_Task statement:_
Tally up the lines below that include the word "JSON". Answer with the number alone.

_Records for the exercise:_

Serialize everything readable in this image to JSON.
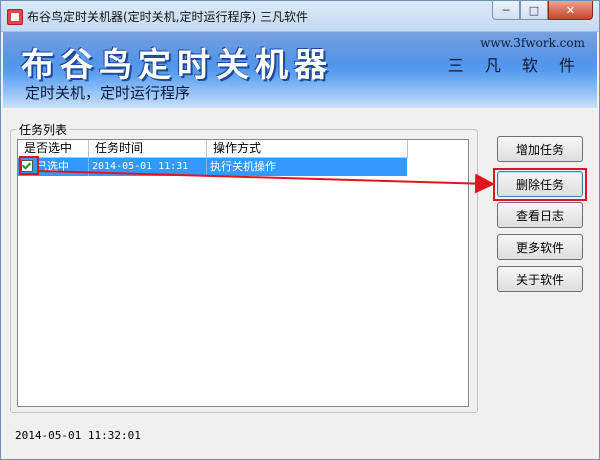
{
  "window": {
    "title": "布谷鸟定时关机器(定时关机,定时运行程序) 三凡软件",
    "controls": {
      "minimize": "─",
      "maximize": "□",
      "close": "✕"
    }
  },
  "banner": {
    "title": "布谷鸟定时关机器",
    "subtitle": "定时关机，定时运行程序",
    "url": "www.3fwork.com",
    "brand": "三 凡 软 件"
  },
  "tasks": {
    "group_label": "任务列表",
    "columns": [
      "是否选中",
      "任务时间",
      "操作方式"
    ],
    "rows": [
      {
        "selected": "已选中",
        "time": "2014-05-01 11:31",
        "action": "执行关机操作"
      }
    ]
  },
  "buttons": {
    "add": "增加任务",
    "delete": "删除任务",
    "log": "查看日志",
    "more": "更多软件",
    "about": "关于软件"
  },
  "status": {
    "datetime": "2014-05-01 11:32:01"
  },
  "colors": {
    "annotation": "#e3141b",
    "selection": "#3399ff",
    "banner": "#2f6fd1"
  }
}
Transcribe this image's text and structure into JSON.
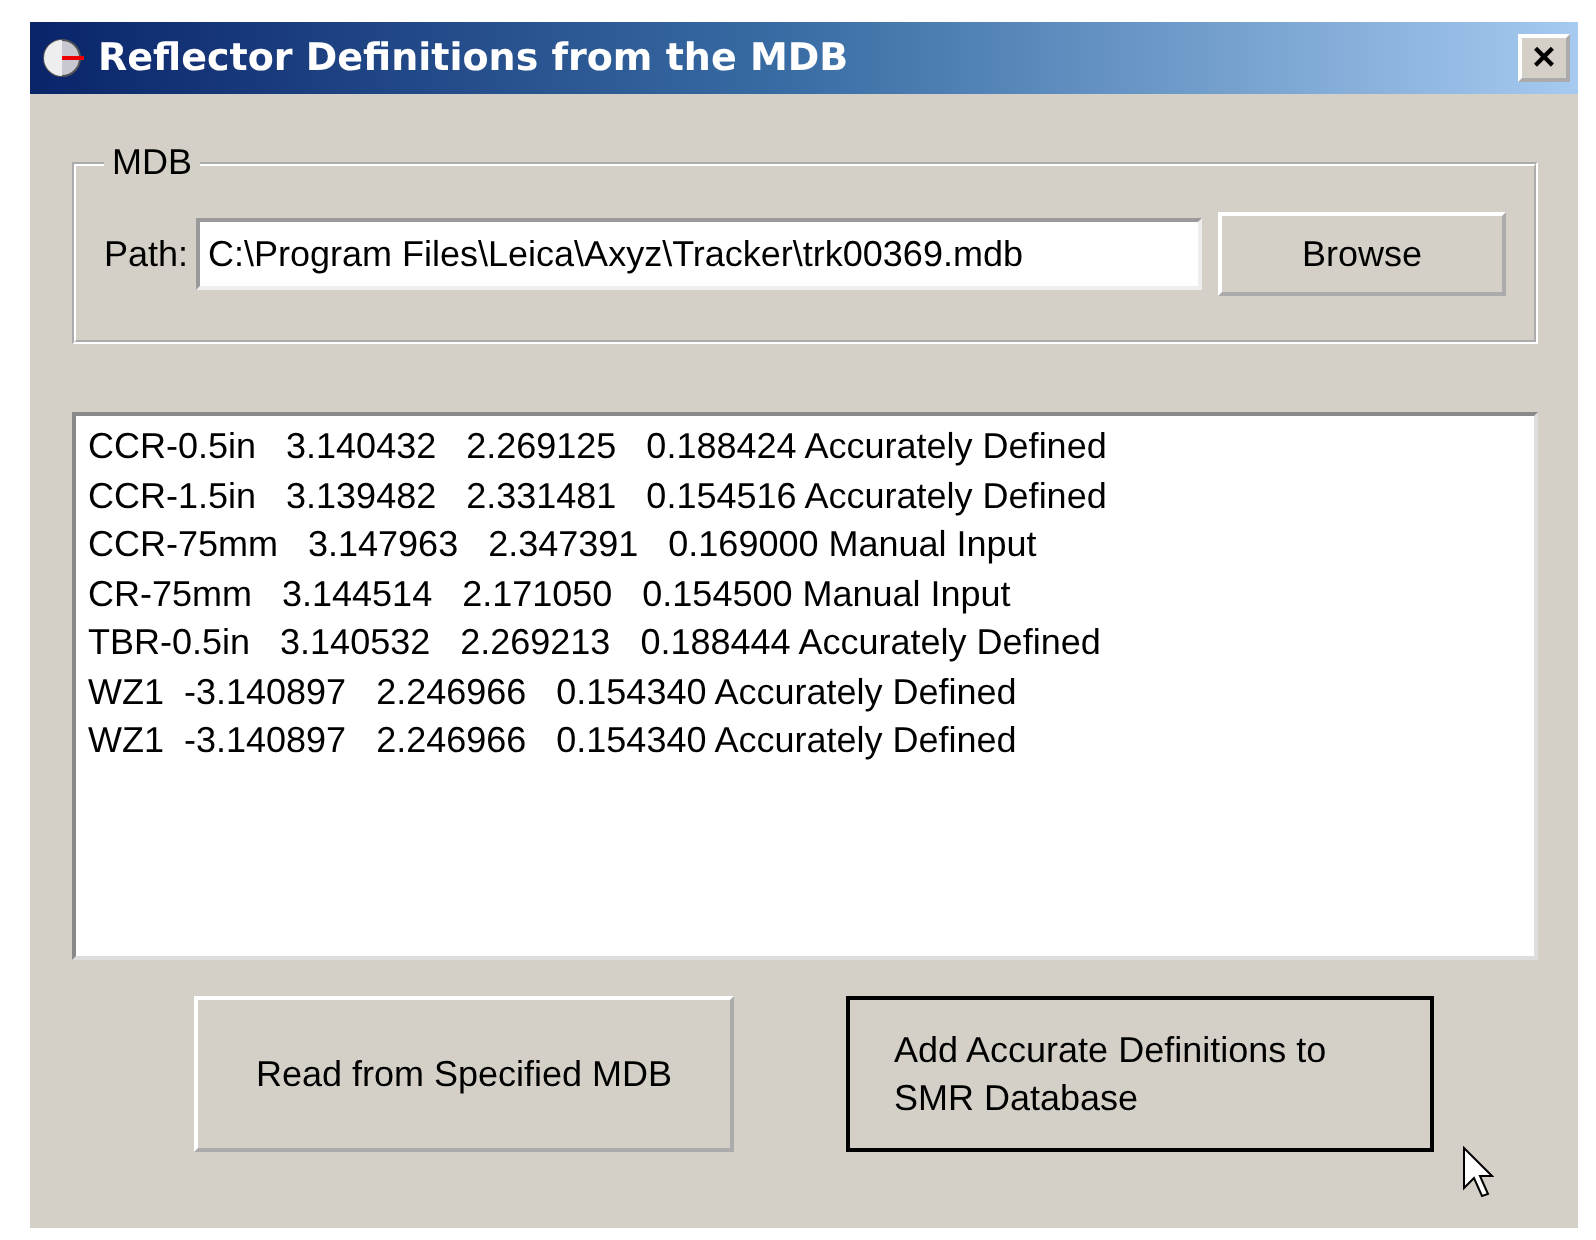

_The solution:_
2